▼▼▼
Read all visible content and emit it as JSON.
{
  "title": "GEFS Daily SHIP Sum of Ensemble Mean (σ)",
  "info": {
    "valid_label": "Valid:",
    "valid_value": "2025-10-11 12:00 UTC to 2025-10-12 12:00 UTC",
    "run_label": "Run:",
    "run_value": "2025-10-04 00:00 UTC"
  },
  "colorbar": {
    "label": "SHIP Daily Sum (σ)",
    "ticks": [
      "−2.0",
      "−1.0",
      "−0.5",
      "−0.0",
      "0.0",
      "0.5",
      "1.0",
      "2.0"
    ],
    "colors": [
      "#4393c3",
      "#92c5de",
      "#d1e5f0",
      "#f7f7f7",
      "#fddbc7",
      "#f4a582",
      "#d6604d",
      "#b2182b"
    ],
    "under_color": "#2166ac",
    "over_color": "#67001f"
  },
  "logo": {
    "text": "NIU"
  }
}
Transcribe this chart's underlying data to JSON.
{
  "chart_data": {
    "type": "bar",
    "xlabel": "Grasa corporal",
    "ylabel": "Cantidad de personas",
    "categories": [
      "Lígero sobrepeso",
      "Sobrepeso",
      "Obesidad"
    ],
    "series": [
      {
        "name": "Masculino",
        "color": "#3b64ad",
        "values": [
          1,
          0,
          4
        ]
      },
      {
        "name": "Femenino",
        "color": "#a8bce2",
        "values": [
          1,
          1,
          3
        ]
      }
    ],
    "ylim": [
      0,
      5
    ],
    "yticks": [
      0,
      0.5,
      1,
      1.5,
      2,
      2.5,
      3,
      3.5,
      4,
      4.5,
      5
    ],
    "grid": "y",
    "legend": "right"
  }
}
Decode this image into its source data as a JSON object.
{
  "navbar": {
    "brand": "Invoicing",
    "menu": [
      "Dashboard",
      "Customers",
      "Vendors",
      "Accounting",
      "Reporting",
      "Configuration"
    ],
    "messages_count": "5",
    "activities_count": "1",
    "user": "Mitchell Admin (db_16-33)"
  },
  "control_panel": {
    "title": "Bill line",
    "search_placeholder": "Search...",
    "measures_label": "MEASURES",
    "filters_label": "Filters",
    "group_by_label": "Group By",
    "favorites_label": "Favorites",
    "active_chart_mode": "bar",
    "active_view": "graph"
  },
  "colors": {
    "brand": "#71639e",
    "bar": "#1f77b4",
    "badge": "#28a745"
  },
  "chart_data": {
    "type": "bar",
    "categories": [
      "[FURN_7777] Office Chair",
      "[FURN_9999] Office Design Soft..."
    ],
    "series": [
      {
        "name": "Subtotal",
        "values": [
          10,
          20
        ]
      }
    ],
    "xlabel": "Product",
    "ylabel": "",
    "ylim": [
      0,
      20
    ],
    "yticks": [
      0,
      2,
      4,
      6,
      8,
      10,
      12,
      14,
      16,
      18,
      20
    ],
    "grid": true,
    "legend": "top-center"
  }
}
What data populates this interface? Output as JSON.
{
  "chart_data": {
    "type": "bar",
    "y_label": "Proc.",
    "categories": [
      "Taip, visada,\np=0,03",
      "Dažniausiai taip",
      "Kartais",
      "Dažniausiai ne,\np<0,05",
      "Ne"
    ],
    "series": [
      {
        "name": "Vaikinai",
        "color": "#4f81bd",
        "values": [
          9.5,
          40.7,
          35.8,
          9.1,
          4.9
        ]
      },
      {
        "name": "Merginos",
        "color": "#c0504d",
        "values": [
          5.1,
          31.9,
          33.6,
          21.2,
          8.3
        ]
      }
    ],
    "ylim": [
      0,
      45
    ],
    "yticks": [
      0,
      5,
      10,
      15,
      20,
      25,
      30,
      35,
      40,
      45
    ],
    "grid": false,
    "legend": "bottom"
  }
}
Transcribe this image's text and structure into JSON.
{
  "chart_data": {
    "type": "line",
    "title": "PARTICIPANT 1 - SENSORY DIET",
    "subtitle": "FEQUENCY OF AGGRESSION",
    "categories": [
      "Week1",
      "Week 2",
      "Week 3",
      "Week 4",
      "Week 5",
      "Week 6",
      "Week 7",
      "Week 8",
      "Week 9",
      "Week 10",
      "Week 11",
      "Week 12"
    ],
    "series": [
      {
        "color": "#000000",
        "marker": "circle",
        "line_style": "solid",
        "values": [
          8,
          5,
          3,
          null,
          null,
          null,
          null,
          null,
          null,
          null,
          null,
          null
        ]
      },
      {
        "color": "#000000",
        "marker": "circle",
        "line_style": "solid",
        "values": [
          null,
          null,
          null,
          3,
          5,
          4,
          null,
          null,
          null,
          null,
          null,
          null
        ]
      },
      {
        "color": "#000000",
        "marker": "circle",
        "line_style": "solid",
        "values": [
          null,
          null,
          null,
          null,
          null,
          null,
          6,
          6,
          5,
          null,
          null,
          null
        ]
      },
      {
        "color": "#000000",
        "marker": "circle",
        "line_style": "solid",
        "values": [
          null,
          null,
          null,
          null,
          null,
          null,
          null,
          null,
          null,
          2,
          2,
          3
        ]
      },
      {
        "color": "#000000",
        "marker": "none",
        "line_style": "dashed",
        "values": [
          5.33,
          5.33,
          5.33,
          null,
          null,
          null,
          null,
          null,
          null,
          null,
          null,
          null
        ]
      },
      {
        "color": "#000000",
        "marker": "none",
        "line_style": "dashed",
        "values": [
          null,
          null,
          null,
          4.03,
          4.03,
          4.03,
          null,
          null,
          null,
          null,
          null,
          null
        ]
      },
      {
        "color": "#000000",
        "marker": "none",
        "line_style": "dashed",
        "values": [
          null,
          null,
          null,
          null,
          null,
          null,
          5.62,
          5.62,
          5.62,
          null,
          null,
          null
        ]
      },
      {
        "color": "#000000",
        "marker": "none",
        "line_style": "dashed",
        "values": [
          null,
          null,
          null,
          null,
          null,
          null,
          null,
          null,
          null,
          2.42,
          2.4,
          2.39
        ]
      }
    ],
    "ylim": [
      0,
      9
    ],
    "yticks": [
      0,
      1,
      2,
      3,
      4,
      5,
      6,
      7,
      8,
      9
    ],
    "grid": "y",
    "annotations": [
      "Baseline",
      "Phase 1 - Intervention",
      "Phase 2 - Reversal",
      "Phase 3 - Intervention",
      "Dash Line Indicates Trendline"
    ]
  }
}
▲▲▲
▶ Written instruction
Make an exact copy of the material above.

▶ The output
Read all visible content and emit it as JSON.
{
  "title": "GEFS Daily SHIP Sum of Ensemble Mean (σ)",
  "info": {
    "valid_label": "Valid:",
    "valid_value": "2025-10-11 12:00 UTC to 2025-10-12 12:00 UTC",
    "run_label": "Run:",
    "run_value": "2025-10-04 00:00 UTC"
  },
  "colorbar": {
    "label": "SHIP Daily Sum (σ)",
    "ticks": [
      "−2.0",
      "−1.0",
      "−0.5",
      "−0.0",
      "0.0",
      "0.5",
      "1.0",
      "2.0"
    ],
    "colors": [
      "#4393c3",
      "#92c5de",
      "#d1e5f0",
      "#f7f7f7",
      "#fddbc7",
      "#f4a582",
      "#d6604d",
      "#b2182b"
    ],
    "under_color": "#2166ac",
    "over_color": "#67001f"
  },
  "logo": {
    "text": "NIU"
  }
}
Transcribe this chart's underlying data to JSON.
{
  "chart_data": {
    "type": "bar",
    "xlabel": "Grasa corporal",
    "ylabel": "Cantidad de personas",
    "categories": [
      "Lígero sobrepeso",
      "Sobrepeso",
      "Obesidad"
    ],
    "series": [
      {
        "name": "Masculino",
        "color": "#3b64ad",
        "values": [
          1,
          0,
          4
        ]
      },
      {
        "name": "Femenino",
        "color": "#a8bce2",
        "values": [
          1,
          1,
          3
        ]
      }
    ],
    "ylim": [
      0,
      5
    ],
    "yticks": [
      0,
      0.5,
      1,
      1.5,
      2,
      2.5,
      3,
      3.5,
      4,
      4.5,
      5
    ],
    "grid": "y",
    "legend": "right"
  }
}
Decode this image into its source data as a JSON object.
{
  "navbar": {
    "brand": "Invoicing",
    "menu": [
      "Dashboard",
      "Customers",
      "Vendors",
      "Accounting",
      "Reporting",
      "Configuration"
    ],
    "messages_count": "5",
    "activities_count": "1",
    "user": "Mitchell Admin (db_16-33)"
  },
  "control_panel": {
    "title": "Bill line",
    "search_placeholder": "Search...",
    "measures_label": "MEASURES",
    "filters_label": "Filters",
    "group_by_label": "Group By",
    "favorites_label": "Favorites",
    "active_chart_mode": "bar",
    "active_view": "graph"
  },
  "colors": {
    "brand": "#71639e",
    "bar": "#1f77b4",
    "badge": "#28a745"
  },
  "chart_data": {
    "type": "bar",
    "categories": [
      "[FURN_7777] Office Chair",
      "[FURN_9999] Office Design Soft..."
    ],
    "series": [
      {
        "name": "Subtotal",
        "values": [
          10,
          20
        ]
      }
    ],
    "xlabel": "Product",
    "ylabel": "",
    "ylim": [
      0,
      20
    ],
    "yticks": [
      0,
      2,
      4,
      6,
      8,
      10,
      12,
      14,
      16,
      18,
      20
    ],
    "grid": true,
    "legend": "top-center"
  }
}
What data populates this interface? Output as JSON.
{
  "chart_data": {
    "type": "bar",
    "y_label": "Proc.",
    "categories": [
      "Taip, visada,\np=0,03",
      "Dažniausiai taip",
      "Kartais",
      "Dažniausiai ne,\np<0,05",
      "Ne"
    ],
    "series": [
      {
        "name": "Vaikinai",
        "color": "#4f81bd",
        "values": [
          9.5,
          40.7,
          35.8,
          9.1,
          4.9
        ]
      },
      {
        "name": "Merginos",
        "color": "#c0504d",
        "values": [
          5.1,
          31.9,
          33.6,
          21.2,
          8.3
        ]
      }
    ],
    "ylim": [
      0,
      45
    ],
    "yticks": [
      0,
      5,
      10,
      15,
      20,
      25,
      30,
      35,
      40,
      45
    ],
    "grid": false,
    "legend": "bottom"
  }
}
Transcribe this image's text and structure into JSON.
{
  "chart_data": {
    "type": "line",
    "title": "PARTICIPANT 1 - SENSORY DIET",
    "subtitle": "FEQUENCY OF AGGRESSION",
    "categories": [
      "Week1",
      "Week 2",
      "Week 3",
      "Week 4",
      "Week 5",
      "Week 6",
      "Week 7",
      "Week 8",
      "Week 9",
      "Week 10",
      "Week 11",
      "Week 12"
    ],
    "series": [
      {
        "color": "#000000",
        "marker": "circle",
        "line_style": "solid",
        "values": [
          8,
          5,
          3,
          null,
          null,
          null,
          null,
          null,
          null,
          null,
          null,
          null
        ]
      },
      {
        "color": "#000000",
        "marker": "circle",
        "line_style": "solid",
        "values": [
          null,
          null,
          null,
          3,
          5,
          4,
          null,
          null,
          null,
          null,
          null,
          null
        ]
      },
      {
        "color": "#000000",
        "marker": "circle",
        "line_style": "solid",
        "values": [
          null,
          null,
          null,
          null,
          null,
          null,
          6,
          6,
          5,
          null,
          null,
          null
        ]
      },
      {
        "color": "#000000",
        "marker": "circle",
        "line_style": "solid",
        "values": [
          null,
          null,
          null,
          null,
          null,
          null,
          null,
          null,
          null,
          2,
          2,
          3
        ]
      },
      {
        "color": "#000000",
        "marker": "none",
        "line_style": "dashed",
        "values": [
          5.33,
          5.33,
          5.33,
          null,
          null,
          null,
          null,
          null,
          null,
          null,
          null,
          null
        ]
      },
      {
        "color": "#000000",
        "marker": "none",
        "line_style": "dashed",
        "values": [
          null,
          null,
          null,
          4.03,
          4.03,
          4.03,
          null,
          null,
          null,
          null,
          null,
          null
        ]
      },
      {
        "color": "#000000",
        "marker": "none",
        "line_style": "dashed",
        "values": [
          null,
          null,
          null,
          null,
          null,
          null,
          5.62,
          5.62,
          5.62,
          null,
          null,
          null
        ]
      },
      {
        "color": "#000000",
        "marker": "none",
        "line_style": "dashed",
        "values": [
          null,
          null,
          null,
          null,
          null,
          null,
          null,
          null,
          null,
          2.42,
          2.4,
          2.39
        ]
      }
    ],
    "ylim": [
      0,
      9
    ],
    "yticks": [
      0,
      1,
      2,
      3,
      4,
      5,
      6,
      7,
      8,
      9
    ],
    "grid": "y",
    "annotations": [
      "Baseline",
      "Phase 1 - Intervention",
      "Phase 2 - Reversal",
      "Phase 3 - Intervention",
      "Dash Line Indicates Trendline"
    ]
  }
}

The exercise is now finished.